Data lines:
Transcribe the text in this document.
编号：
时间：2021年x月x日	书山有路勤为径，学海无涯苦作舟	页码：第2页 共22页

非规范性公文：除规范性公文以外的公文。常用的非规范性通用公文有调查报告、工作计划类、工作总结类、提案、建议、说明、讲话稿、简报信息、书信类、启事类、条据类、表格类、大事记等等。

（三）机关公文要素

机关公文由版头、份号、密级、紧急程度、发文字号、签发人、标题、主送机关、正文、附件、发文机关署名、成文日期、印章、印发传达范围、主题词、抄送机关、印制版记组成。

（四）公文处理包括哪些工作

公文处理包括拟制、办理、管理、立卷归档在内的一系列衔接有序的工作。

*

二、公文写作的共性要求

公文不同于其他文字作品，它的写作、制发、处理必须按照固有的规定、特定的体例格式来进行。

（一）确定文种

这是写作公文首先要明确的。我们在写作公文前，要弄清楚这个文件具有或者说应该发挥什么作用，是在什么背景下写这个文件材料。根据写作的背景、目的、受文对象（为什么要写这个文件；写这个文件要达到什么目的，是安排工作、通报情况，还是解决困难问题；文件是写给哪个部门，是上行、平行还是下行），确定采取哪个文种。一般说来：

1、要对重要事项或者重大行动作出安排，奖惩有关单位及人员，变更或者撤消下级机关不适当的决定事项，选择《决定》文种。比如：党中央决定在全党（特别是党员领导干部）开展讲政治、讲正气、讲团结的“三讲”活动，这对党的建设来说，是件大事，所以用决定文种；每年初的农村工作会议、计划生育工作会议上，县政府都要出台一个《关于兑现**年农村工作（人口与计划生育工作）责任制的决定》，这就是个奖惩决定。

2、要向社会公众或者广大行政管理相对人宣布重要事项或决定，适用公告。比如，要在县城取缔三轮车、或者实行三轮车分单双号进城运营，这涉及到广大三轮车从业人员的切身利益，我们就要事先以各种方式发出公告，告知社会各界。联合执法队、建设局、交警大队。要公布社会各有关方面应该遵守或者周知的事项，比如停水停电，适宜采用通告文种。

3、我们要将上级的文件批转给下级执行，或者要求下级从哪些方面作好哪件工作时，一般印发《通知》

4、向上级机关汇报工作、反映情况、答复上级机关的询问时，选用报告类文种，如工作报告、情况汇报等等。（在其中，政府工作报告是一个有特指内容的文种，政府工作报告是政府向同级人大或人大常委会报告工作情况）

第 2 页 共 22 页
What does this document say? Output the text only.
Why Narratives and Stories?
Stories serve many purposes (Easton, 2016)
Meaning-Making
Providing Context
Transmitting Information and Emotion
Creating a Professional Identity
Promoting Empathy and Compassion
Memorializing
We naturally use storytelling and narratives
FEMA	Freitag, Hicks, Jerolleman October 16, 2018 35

Exercise requirements: Reproduce each entry above exactly, keeping every word.

Task result:
Transcribe the text in this document.
编号：
时间：2021年x月x日	书山有路勤为径，学海无涯苦作舟	页码：第2页 共22页

非规范性公文：除规范性公文以外的公文。常用的非规范性通用公文有调查报告、工作计划类、工作总结类、提案、建议、说明、讲话稿、简报信息、书信类、启事类、条据类、表格类、大事记等等。

（三）机关公文要素

机关公文由版头、份号、密级、紧急程度、发文字号、签发人、标题、主送机关、正文、附件、发文机关署名、成文日期、印章、印发传达范围、主题词、抄送机关、印制版记组成。

（四）公文处理包括哪些工作

公文处理包括拟制、办理、管理、立卷归档在内的一系列衔接有序的工作。

*

二、公文写作的共性要求

公文不同于其他文字作品，它的写作、制发、处理必须按照固有的规定、特定的体例格式来进行。

（一）确定文种

这是写作公文首先要明确的。我们在写作公文前，要弄清楚这个文件具有或者说应该发挥什么作用，是在什么背景下写这个文件材料。根据写作的背景、目的、受文对象（为什么要写这个文件；写这个文件要达到什么目的，是安排工作、通报情况，还是解决困难问题；文件是写给哪个部门，是上行、平行还是下行），确定采取哪个文种。一般说来：

1、要对重要事项或者重大行动作出安排，奖惩有关单位及人员，变更或者撤消下级机关不适当的决定事项，选择《决定》文种。比如：党中央决定在全党（特别是党员领导干部）开展讲政治、讲正气、讲团结的“三讲”活动，这对党的建设来说，是件大事，所以用决定文种；每年初的农村工作会议、计划生育工作会议上，县政府都要出台一个《关于兑现**年农村工作（人口与计划生育工作）责任制的决定》，这就是个奖惩决定。

2、要向社会公众或者广大行政管理相对人宣布重要事项或决定，适用公告。比如，要在县城取缔三轮车、或者实行三轮车分单双号进城运营，这涉及到广大三轮车从业人员的切身利益，我们就要事先以各种方式发出公告，告知社会各界。联合执法队、建设局、交警大队。要公布社会各有关方面应该遵守或者周知的事项，比如停水停电，适宜采用通告文种。

3、我们要将上级的文件批转给下级执行，或者要求下级从哪些方面作好哪件工作时，一般印发《通知》

4、向上级机关汇报工作、反映情况、答复上级机关的询问时，选用报告类文种，如工作报告、情况汇报等等。（在其中，政府工作报告是一个有特指内容的文种，政府工作报告是政府向同级人大或人大常委会报告工作情况）

第 2 页 共 22 页
What does this document say? Output the text only.
Why Narratives and Stories?
Stories serve many purposes (Easton, 2016)
Meaning-Making
Providing Context
Transmitting Information and Emotion
Creating a Professional Identity
Promoting Empathy and Compassion
Memorializing
We naturally use storytelling and narratives
FEMA	Freitag, Hicks, Jerolleman October 16, 2018 35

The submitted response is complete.